▶ **Objective**:
Pictures stay out of the copy; restate everything else in the material exactly.

▶ **Data entries**:
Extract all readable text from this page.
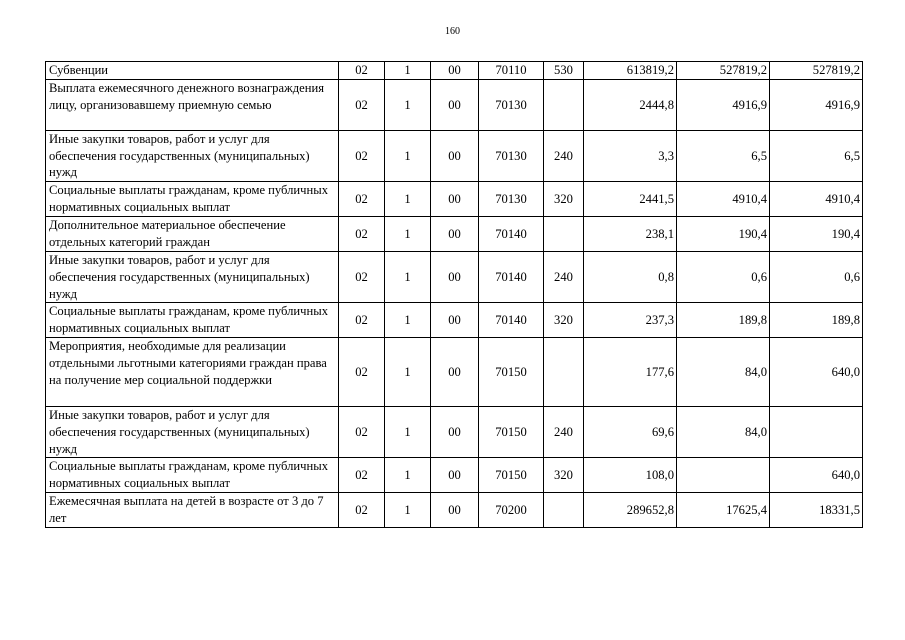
160
Субвенции	02	1	00	70110	530	613819,2	527819,2	527819,2
Выплата ежемесячного денежного вознаграждения лицу, организовавшему приемную семью	02	1	00	70130		2444,8	4916,9	4916,9
Иные закупки товаров, работ и услуг для обеспечения государственных (муниципальных) нужд	02	1	00	70130	240	3,3	6,5	6,5
Социальные выплаты гражданам, кроме публичных нормативных социальных выплат	02	1	00	70130	320	2441,5	4910,4	4910,4
Дополнительное материальное обеспечение отдельных категорий граждан	02	1	00	70140		238,1	190,4	190,4
Иные закупки товаров, работ и услуг для обеспечения государственных (муниципальных) нужд	02	1	00	70140	240	0,8	0,6	0,6
Социальные выплаты гражданам, кроме публичных нормативных социальных выплат	02	1	00	70140	320	237,3	189,8	189,8
Мероприятия, необходимые для реализации отдельными льготными категориями граждан права на получение мер социальной поддержки	02	1	00	70150		177,6	84,0	640,0
Иные закупки товаров, работ и услуг для обеспечения государственных (муниципальных) нужд	02	1	00	70150	240	69,6	84,0	
Социальные выплаты гражданам, кроме публичных нормативных социальных выплат	02	1	00	70150	320	108,0		640,0
Ежемесячная выплата на детей в возрасте от 3 до 7 лет	02	1	00	70200		289652,8	17625,4	18331,5
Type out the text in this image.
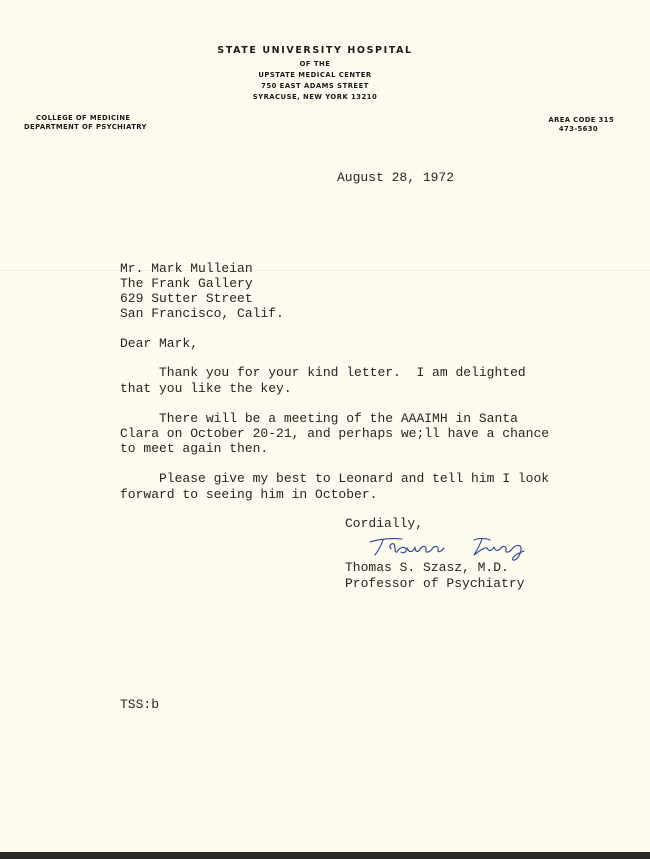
STATE UNIVERSITY HOSPITAL
OF THE
UPSTATE MEDICAL CENTER
750 EAST ADAMS STREET
SYRACUSE, NEW YORK 13210
COLLEGE OF MEDICINE
DEPARTMENT OF PSYCHIATRY
AREA CODE 315
473-5630
August 28, 1972
Mr. Mark Mulleian
The Frank Gallery
629 Sutter Street
San Francisco, Calif.
Dear Mark,
Thank you for your kind letter.  I am delighted
that you like the key.
There will be a meeting of the AAAIMH in Santa
Clara on October 20-21, and perhaps we;ll have a chance
to meet again then.
Please give my best to Leonard and tell him I look
forward to seeing him in October.
Cordially,
Thomas S. Szasz, M.D.
Professor of Psychiatry
TSS:b
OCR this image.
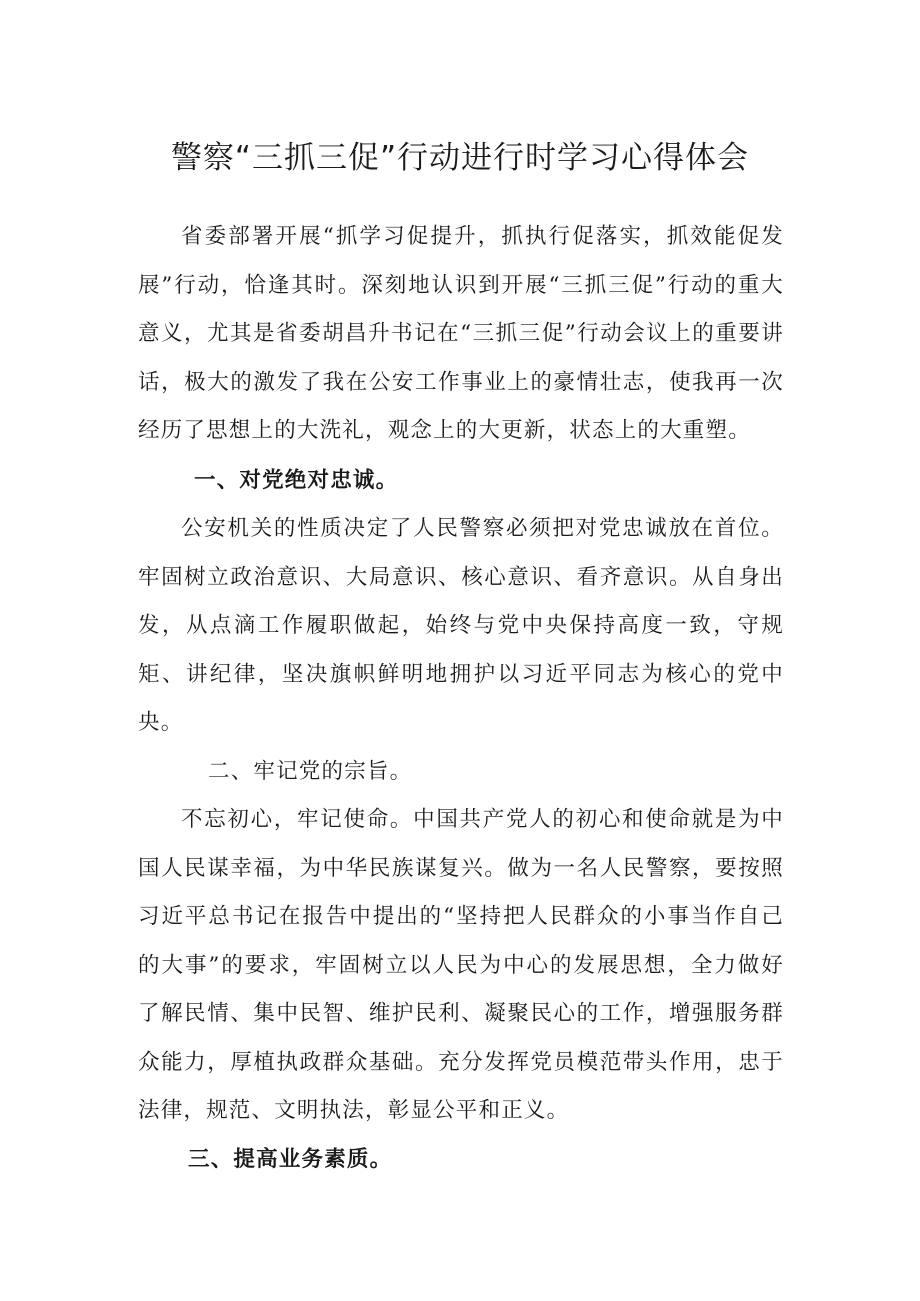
警察“三抓三促”行动进行时学习心得体会

省委部署开展“抓学习促提升，抓执行促落实，抓效能促发展”行动，恰逢其时。深刻地认识到开展“三抓三促”行动的重大意义，尤其是省委胡昌升书记在“三抓三促”行动会议上的重要讲话，极大的激发了我在公安工作事业上的豪情壮志，使我再一次经历了思想上的大洗礼，观念上的大更新，状态上的大重塑。

一、对党绝对忠诚。

公安机关的性质决定了人民警察必须把对党忠诚放在首位。牢固树立政治意识、大局意识、核心意识、看齐意识。从自身出发，从点滴工作履职做起，始终与党中央保持高度一致，守规矩、讲纪律，坚决旗帜鲜明地拥护以习近平同志为核心的党中央。

二、牢记党的宗旨。

不忘初心，牢记使命。中国共产党人的初心和使命就是为中国人民谋幸福，为中华民族谋复兴。做为一名人民警察，要按照习近平总书记在报告中提出的“坚持把人民群众的小事当作自己的大事”的要求，牢固树立以人民为中心的发展思想，全力做好了解民情、集中民智、维护民利、凝聚民心的工作，增强服务群众能力，厚植执政群众基础。充分发挥党员模范带头作用，忠于法律，规范、文明执法，彰显公平和正义。

三、提高业务素质。
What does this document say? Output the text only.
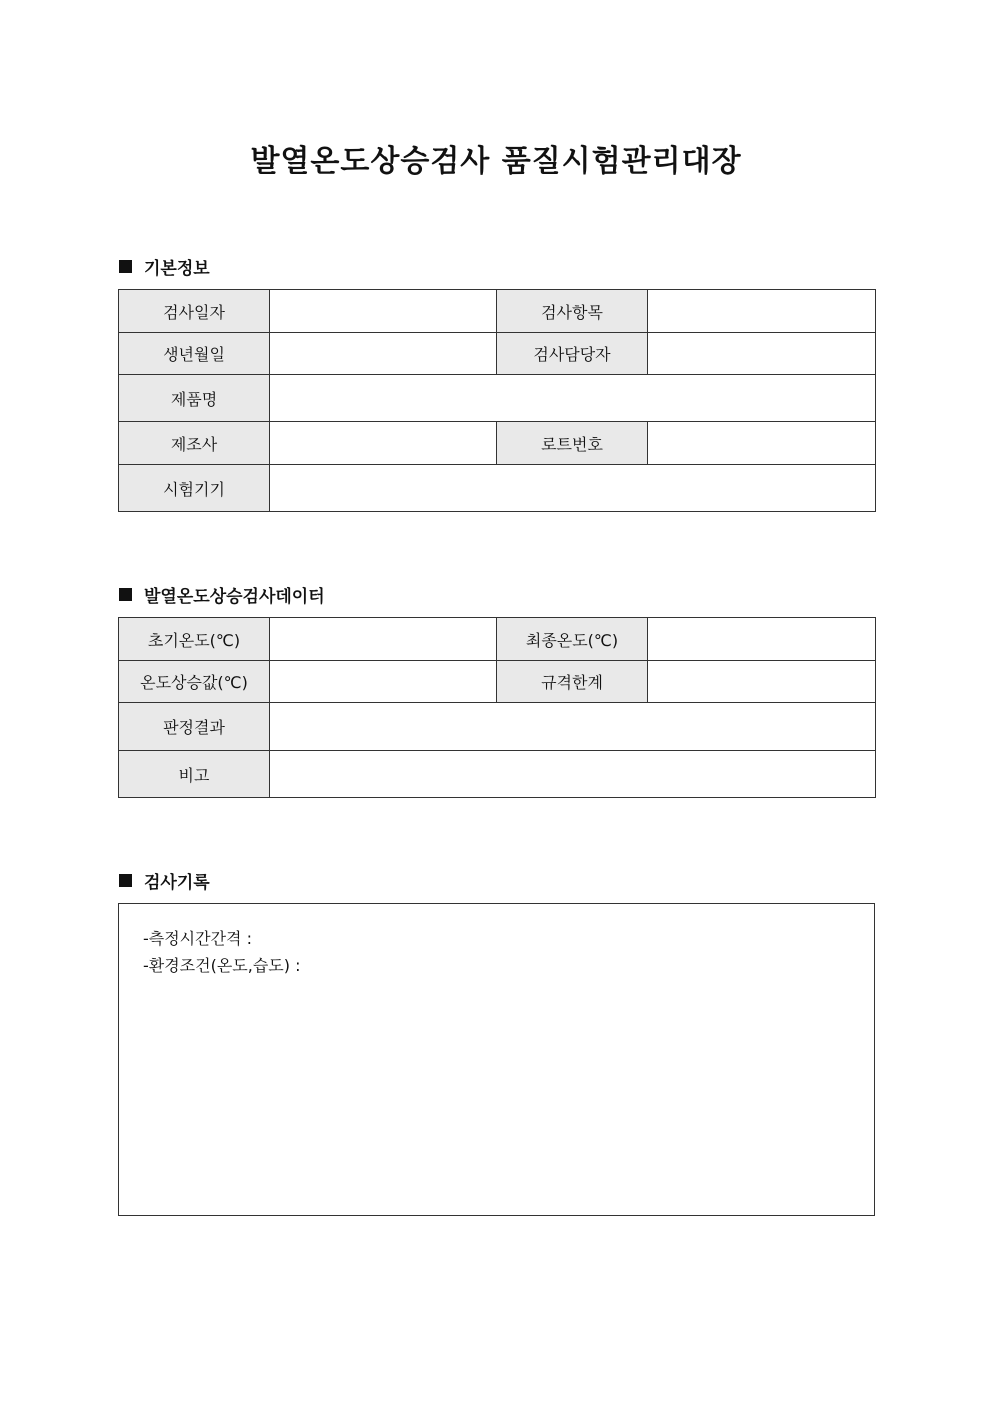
발열온도상승검사 품질시험관리대장
기본정보
검사일자		검사항목	
생년월일		검사담당자	
제품명			
제조사		로트번호	
시험기기			
발열온도상승검사데이터
초기온도(℃)		최종온도(℃)	
온도상승값(℃)		규격한계	
판정결과			
비고			
검사기록
-측정시간간격 :
-환경조건(온도,습도) :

▶ **Task answer**:
Extract all readable text from this page.
160
Субвенции	02	1	00	70110	530	613819,2	527819,2	527819,2
Выплата ежемесячного денежного вознаграждения лицу, организовавшему приемную семью	02	1	00	70130		2444,8	4916,9	4916,9
Иные закупки товаров, работ и услуг для обеспечения государственных (муниципальных) нужд	02	1	00	70130	240	3,3	6,5	6,5
Социальные выплаты гражданам, кроме публичных нормативных социальных выплат	02	1	00	70130	320	2441,5	4910,4	4910,4
Дополнительное материальное обеспечение отдельных категорий граждан	02	1	00	70140		238,1	190,4	190,4
Иные закупки товаров, работ и услуг для обеспечения государственных (муниципальных) нужд	02	1	00	70140	240	0,8	0,6	0,6
Социальные выплаты гражданам, кроме публичных нормативных социальных выплат	02	1	00	70140	320	237,3	189,8	189,8
Мероприятия, необходимые для реализации отдельными льготными категориями граждан права на получение мер социальной поддержки	02	1	00	70150		177,6	84,0	640,0
Иные закупки товаров, работ и услуг для обеспечения государственных (муниципальных) нужд	02	1	00	70150	240	69,6	84,0	
Социальные выплаты гражданам, кроме публичных нормативных социальных выплат	02	1	00	70150	320	108,0		640,0
Ежемесячная выплата на детей в возрасте от 3 до 7 лет	02	1	00	70200		289652,8	17625,4	18331,5
Type out the text in this image.
STATE UNIVERSITY HOSPITAL
OF THE
UPSTATE MEDICAL CENTER
750 EAST ADAMS STREET
SYRACUSE, NEW YORK 13210
COLLEGE OF MEDICINE
DEPARTMENT OF PSYCHIATRY
AREA CODE 315
473-5630
August 28, 1972
Mr. Mark Mulleian
The Frank Gallery
629 Sutter Street
San Francisco, Calif.
Dear Mark,
Thank you for your kind letter.  I am delighted
that you like the key.
There will be a meeting of the AAAIMH in Santa
Clara on October 20-21, and perhaps we;ll have a chance
to meet again then.
Please give my best to Leonard and tell him I look
forward to seeing him in October.
Cordially,
Thomas S. Szasz, M.D.
Professor of Psychiatry
TSS:b
OCR this image.
警察“三抓三促”行动进行时学习心得体会

省委部署开展“抓学习促提升，抓执行促落实，抓效能促发展”行动，恰逢其时。深刻地认识到开展“三抓三促”行动的重大意义，尤其是省委胡昌升书记在“三抓三促”行动会议上的重要讲话，极大的激发了我在公安工作事业上的豪情壮志，使我再一次经历了思想上的大洗礼，观念上的大更新，状态上的大重塑。

一、对党绝对忠诚。

公安机关的性质决定了人民警察必须把对党忠诚放在首位。牢固树立政治意识、大局意识、核心意识、看齐意识。从自身出发，从点滴工作履职做起，始终与党中央保持高度一致，守规矩、讲纪律，坚决旗帜鲜明地拥护以习近平同志为核心的党中央。

二、牢记党的宗旨。

不忘初心，牢记使命。中国共产党人的初心和使命就是为中国人民谋幸福，为中华民族谋复兴。做为一名人民警察，要按照习近平总书记在报告中提出的“坚持把人民群众的小事当作自己的大事”的要求，牢固树立以人民为中心的发展思想，全力做好了解民情、集中民智、维护民利、凝聚民心的工作，增强服务群众能力，厚植执政群众基础。充分发挥党员模范带头作用，忠于法律，规范、文明执法，彰显公平和正义。

三、提高业务素质。
What does this document say? Output the text only.
발열온도상승검사 품질시험관리대장
기본정보
검사일자		검사항목	
생년월일		검사담당자	
제품명			
제조사		로트번호	
시험기기			
발열온도상승검사데이터
초기온도(℃)		최종온도(℃)	
온도상승값(℃)		규격한계	
판정결과			
비고			
검사기록
-측정시간간격 :
-환경조건(온도,습도) :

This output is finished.